- [Instruction]
Transcribe each line exactly.

Begin Exercise input

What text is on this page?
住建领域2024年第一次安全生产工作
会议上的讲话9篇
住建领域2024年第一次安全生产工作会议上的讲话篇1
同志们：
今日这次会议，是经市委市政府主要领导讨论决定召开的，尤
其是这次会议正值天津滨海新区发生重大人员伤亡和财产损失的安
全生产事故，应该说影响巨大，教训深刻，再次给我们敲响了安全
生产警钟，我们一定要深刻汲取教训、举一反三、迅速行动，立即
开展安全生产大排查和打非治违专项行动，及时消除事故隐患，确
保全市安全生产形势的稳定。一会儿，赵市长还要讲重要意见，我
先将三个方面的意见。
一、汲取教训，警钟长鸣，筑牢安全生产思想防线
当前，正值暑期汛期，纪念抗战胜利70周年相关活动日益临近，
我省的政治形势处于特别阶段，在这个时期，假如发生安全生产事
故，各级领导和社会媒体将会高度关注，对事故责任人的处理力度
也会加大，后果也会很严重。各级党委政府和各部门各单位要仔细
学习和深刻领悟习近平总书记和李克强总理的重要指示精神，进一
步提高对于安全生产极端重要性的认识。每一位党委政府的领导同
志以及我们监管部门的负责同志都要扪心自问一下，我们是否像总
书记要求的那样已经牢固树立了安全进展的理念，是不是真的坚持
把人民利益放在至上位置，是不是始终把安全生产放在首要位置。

End Exercise input

- [Worked answer]
What text is on this page?
住建领域2024年第一次安全生产工作
会议上的讲话9篇
住建领域2024年第一次安全生产工作会议上的讲话篇1
同志们：
今日这次会议，是经市委市政府主要领导讨论决定召开的，尤
其是这次会议正值天津滨海新区发生重大人员伤亡和财产损失的安
全生产事故，应该说影响巨大，教训深刻，再次给我们敲响了安全
生产警钟，我们一定要深刻汲取教训、举一反三、迅速行动，立即
开展安全生产大排查和打非治违专项行动，及时消除事故隐患，确
保全市安全生产形势的稳定。一会儿，赵市长还要讲重要意见，我
先将三个方面的意见。
一、汲取教训，警钟长鸣，筑牢安全生产思想防线
当前，正值暑期汛期，纪念抗战胜利70周年相关活动日益临近，
我省的政治形势处于特别阶段，在这个时期，假如发生安全生产事
故，各级领导和社会媒体将会高度关注，对事故责任人的处理力度
也会加大，后果也会很严重。各级党委政府和各部门各单位要仔细
学习和深刻领悟习近平总书记和李克强总理的重要指示精神，进一
步提高对于安全生产极端重要性的认识。每一位党委政府的领导同
志以及我们监管部门的负责同志都要扪心自问一下，我们是否像总
书记要求的那样已经牢固树立了安全进展的理念，是不是真的坚持
把人民利益放在至上位置，是不是始终把安全生产放在首要位置。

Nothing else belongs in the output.